● Goal
Write out the records that appear below, verbatim and complete, but without pictures.

● Entries supplied
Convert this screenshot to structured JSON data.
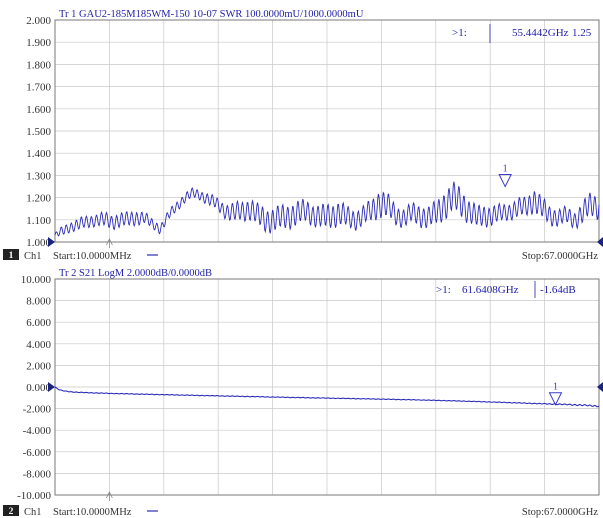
{
  "colors": {
    "trace": "#2b2bb8",
    "trace_text": "#2222aa",
    "marker": "#3c3ccc",
    "grid": "#c8c8c8",
    "frame": "#7a7a7a",
    "tick_text": "#333333",
    "footer_text": "#333333",
    "pointer": "#1a237e",
    "chip_bg": "#222222",
    "chip_text": "#ffffff"
  },
  "chart_data": [
    {
      "type": "line",
      "header": "Tr 1  GAU2-185M185WM-150 10-07  SWR 100.0000mU/1000.0000mU",
      "y_ticks": [
        "2.000",
        "1.900",
        "1.800",
        "1.700",
        "1.600",
        "1.500",
        "1.400",
        "1.300",
        "1.200",
        "1.100",
        "1.000"
      ],
      "ylim": [
        1.0,
        2.0
      ],
      "xlim": [
        0.01,
        67.0
      ],
      "x_unit": "GHz",
      "reference_value": 1.0,
      "marker": {
        "label": "1",
        "x": 55.4442,
        "y": 1.25
      },
      "marker_readout": {
        "prefix": ">1:",
        "freq": "55.4442GHz",
        "value": "1.25"
      },
      "footer": {
        "channel_chip": "1",
        "channel": "Ch1",
        "start": "Start:10.0000MHz",
        "stop": "Stop:67.0000GHz"
      },
      "x": [
        0.01,
        1,
        2,
        3,
        4,
        5,
        6,
        7,
        8,
        9,
        10,
        11,
        12,
        13,
        14,
        15,
        16,
        17,
        18,
        19,
        20,
        21,
        22,
        23,
        24,
        25,
        26,
        27,
        28,
        29,
        30,
        31,
        32,
        33,
        34,
        35,
        36,
        37,
        38,
        39,
        40,
        41,
        42,
        43,
        44,
        45,
        46,
        47,
        48,
        49,
        50,
        51,
        52,
        53,
        54,
        55,
        56,
        57,
        58,
        59,
        60,
        61,
        62,
        63,
        64,
        65,
        66,
        67
      ],
      "y": [
        1.03,
        1.05,
        1.07,
        1.08,
        1.09,
        1.1,
        1.1,
        1.09,
        1.1,
        1.1,
        1.11,
        1.11,
        1.08,
        1.06,
        1.12,
        1.16,
        1.2,
        1.22,
        1.21,
        1.19,
        1.17,
        1.14,
        1.13,
        1.14,
        1.15,
        1.12,
        1.1,
        1.1,
        1.11,
        1.12,
        1.13,
        1.14,
        1.12,
        1.11,
        1.12,
        1.13,
        1.11,
        1.1,
        1.12,
        1.14,
        1.18,
        1.16,
        1.12,
        1.11,
        1.13,
        1.12,
        1.11,
        1.13,
        1.17,
        1.2,
        1.18,
        1.14,
        1.11,
        1.12,
        1.12,
        1.13,
        1.14,
        1.15,
        1.16,
        1.19,
        1.15,
        1.12,
        1.11,
        1.12,
        1.1,
        1.13,
        1.17,
        1.16
      ],
      "ripple": [
        0.01,
        0.02,
        0.02,
        0.025,
        0.025,
        0.025,
        0.03,
        0.03,
        0.03,
        0.03,
        0.03,
        0.025,
        0.02,
        0.02,
        0.02,
        0.02,
        0.02,
        0.02,
        0.02,
        0.025,
        0.025,
        0.03,
        0.04,
        0.04,
        0.045,
        0.045,
        0.05,
        0.05,
        0.05,
        0.05,
        0.05,
        0.045,
        0.045,
        0.05,
        0.05,
        0.05,
        0.045,
        0.04,
        0.04,
        0.045,
        0.06,
        0.05,
        0.04,
        0.04,
        0.04,
        0.045,
        0.045,
        0.05,
        0.06,
        0.06,
        0.06,
        0.05,
        0.045,
        0.045,
        0.04,
        0.035,
        0.035,
        0.04,
        0.04,
        0.05,
        0.045,
        0.04,
        0.035,
        0.035,
        0.035,
        0.045,
        0.05,
        0.05
      ]
    },
    {
      "type": "line",
      "header": "Tr 2  S21 LogM 2.0000dB/0.0000dB",
      "y_ticks": [
        "10.000",
        "8.000",
        "6.000",
        "4.000",
        "2.000",
        "0.000",
        "-2.000",
        "-4.000",
        "-6.000",
        "-8.000",
        "-10.000"
      ],
      "ylim": [
        -10.0,
        10.0
      ],
      "xlim": [
        0.01,
        67.0
      ],
      "x_unit": "GHz",
      "reference_value": 0.0,
      "marker": {
        "label": "1",
        "x": 61.6408,
        "y": -1.64
      },
      "marker_readout": {
        "prefix": ">1:",
        "freq": "61.6408GHz",
        "value": "-1.64dB"
      },
      "footer": {
        "channel_chip": "2",
        "channel": "Ch1",
        "start": "Start:10.0000MHz",
        "stop": "Stop:67.0000GHz"
      },
      "x": [
        0.01,
        0.5,
        1,
        2,
        3,
        5,
        7,
        10,
        14,
        20,
        25,
        30,
        35,
        40,
        45,
        50,
        55,
        60,
        63,
        65,
        67
      ],
      "y": [
        0.0,
        -0.25,
        -0.35,
        -0.45,
        -0.5,
        -0.55,
        -0.6,
        -0.65,
        -0.72,
        -0.82,
        -0.9,
        -0.98,
        -1.05,
        -1.12,
        -1.2,
        -1.3,
        -1.42,
        -1.55,
        -1.62,
        -1.68,
        -1.78
      ],
      "ripple": [
        0.0,
        0.02,
        0.02,
        0.02,
        0.02,
        0.02,
        0.02,
        0.02,
        0.02,
        0.02,
        0.02,
        0.02,
        0.02,
        0.02,
        0.02,
        0.02,
        0.02,
        0.03,
        0.04,
        0.05,
        0.05
      ]
    }
  ]
}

● Complete response
Convert this screenshot to structured JSON data.
{
  "colors": {
    "trace": "#2b2bb8",
    "trace_text": "#2222aa",
    "marker": "#3c3ccc",
    "grid": "#c8c8c8",
    "frame": "#7a7a7a",
    "tick_text": "#333333",
    "footer_text": "#333333",
    "pointer": "#1a237e",
    "chip_bg": "#222222",
    "chip_text": "#ffffff"
  },
  "chart_data": [
    {
      "type": "line",
      "header": "Tr 1  GAU2-185M185WM-150 10-07  SWR 100.0000mU/1000.0000mU",
      "y_ticks": [
        "2.000",
        "1.900",
        "1.800",
        "1.700",
        "1.600",
        "1.500",
        "1.400",
        "1.300",
        "1.200",
        "1.100",
        "1.000"
      ],
      "ylim": [
        1.0,
        2.0
      ],
      "xlim": [
        0.01,
        67.0
      ],
      "x_unit": "GHz",
      "reference_value": 1.0,
      "marker": {
        "label": "1",
        "x": 55.4442,
        "y": 1.25
      },
      "marker_readout": {
        "prefix": ">1:",
        "freq": "55.4442GHz",
        "value": "1.25"
      },
      "footer": {
        "channel_chip": "1",
        "channel": "Ch1",
        "start": "Start:10.0000MHz",
        "stop": "Stop:67.0000GHz"
      },
      "x": [
        0.01,
        1,
        2,
        3,
        4,
        5,
        6,
        7,
        8,
        9,
        10,
        11,
        12,
        13,
        14,
        15,
        16,
        17,
        18,
        19,
        20,
        21,
        22,
        23,
        24,
        25,
        26,
        27,
        28,
        29,
        30,
        31,
        32,
        33,
        34,
        35,
        36,
        37,
        38,
        39,
        40,
        41,
        42,
        43,
        44,
        45,
        46,
        47,
        48,
        49,
        50,
        51,
        52,
        53,
        54,
        55,
        56,
        57,
        58,
        59,
        60,
        61,
        62,
        63,
        64,
        65,
        66,
        67
      ],
      "y": [
        1.03,
        1.05,
        1.07,
        1.08,
        1.09,
        1.1,
        1.1,
        1.09,
        1.1,
        1.1,
        1.11,
        1.11,
        1.08,
        1.06,
        1.12,
        1.16,
        1.2,
        1.22,
        1.21,
        1.19,
        1.17,
        1.14,
        1.13,
        1.14,
        1.15,
        1.12,
        1.1,
        1.1,
        1.11,
        1.12,
        1.13,
        1.14,
        1.12,
        1.11,
        1.12,
        1.13,
        1.11,
        1.1,
        1.12,
        1.14,
        1.18,
        1.16,
        1.12,
        1.11,
        1.13,
        1.12,
        1.11,
        1.13,
        1.17,
        1.2,
        1.18,
        1.14,
        1.11,
        1.12,
        1.12,
        1.13,
        1.14,
        1.15,
        1.16,
        1.19,
        1.15,
        1.12,
        1.11,
        1.12,
        1.1,
        1.13,
        1.17,
        1.16
      ],
      "ripple": [
        0.01,
        0.02,
        0.02,
        0.025,
        0.025,
        0.025,
        0.03,
        0.03,
        0.03,
        0.03,
        0.03,
        0.025,
        0.02,
        0.02,
        0.02,
        0.02,
        0.02,
        0.02,
        0.02,
        0.025,
        0.025,
        0.03,
        0.04,
        0.04,
        0.045,
        0.045,
        0.05,
        0.05,
        0.05,
        0.05,
        0.05,
        0.045,
        0.045,
        0.05,
        0.05,
        0.05,
        0.045,
        0.04,
        0.04,
        0.045,
        0.06,
        0.05,
        0.04,
        0.04,
        0.04,
        0.045,
        0.045,
        0.05,
        0.06,
        0.06,
        0.06,
        0.05,
        0.045,
        0.045,
        0.04,
        0.035,
        0.035,
        0.04,
        0.04,
        0.05,
        0.045,
        0.04,
        0.035,
        0.035,
        0.035,
        0.045,
        0.05,
        0.05
      ]
    },
    {
      "type": "line",
      "header": "Tr 2  S21 LogM 2.0000dB/0.0000dB",
      "y_ticks": [
        "10.000",
        "8.000",
        "6.000",
        "4.000",
        "2.000",
        "0.000",
        "-2.000",
        "-4.000",
        "-6.000",
        "-8.000",
        "-10.000"
      ],
      "ylim": [
        -10.0,
        10.0
      ],
      "xlim": [
        0.01,
        67.0
      ],
      "x_unit": "GHz",
      "reference_value": 0.0,
      "marker": {
        "label": "1",
        "x": 61.6408,
        "y": -1.64
      },
      "marker_readout": {
        "prefix": ">1:",
        "freq": "61.6408GHz",
        "value": "-1.64dB"
      },
      "footer": {
        "channel_chip": "2",
        "channel": "Ch1",
        "start": "Start:10.0000MHz",
        "stop": "Stop:67.0000GHz"
      },
      "x": [
        0.01,
        0.5,
        1,
        2,
        3,
        5,
        7,
        10,
        14,
        20,
        25,
        30,
        35,
        40,
        45,
        50,
        55,
        60,
        63,
        65,
        67
      ],
      "y": [
        0.0,
        -0.25,
        -0.35,
        -0.45,
        -0.5,
        -0.55,
        -0.6,
        -0.65,
        -0.72,
        -0.82,
        -0.9,
        -0.98,
        -1.05,
        -1.12,
        -1.2,
        -1.3,
        -1.42,
        -1.55,
        -1.62,
        -1.68,
        -1.78
      ],
      "ripple": [
        0.0,
        0.02,
        0.02,
        0.02,
        0.02,
        0.02,
        0.02,
        0.02,
        0.02,
        0.02,
        0.02,
        0.02,
        0.02,
        0.02,
        0.02,
        0.02,
        0.02,
        0.03,
        0.04,
        0.05,
        0.05
      ]
    }
  ]
}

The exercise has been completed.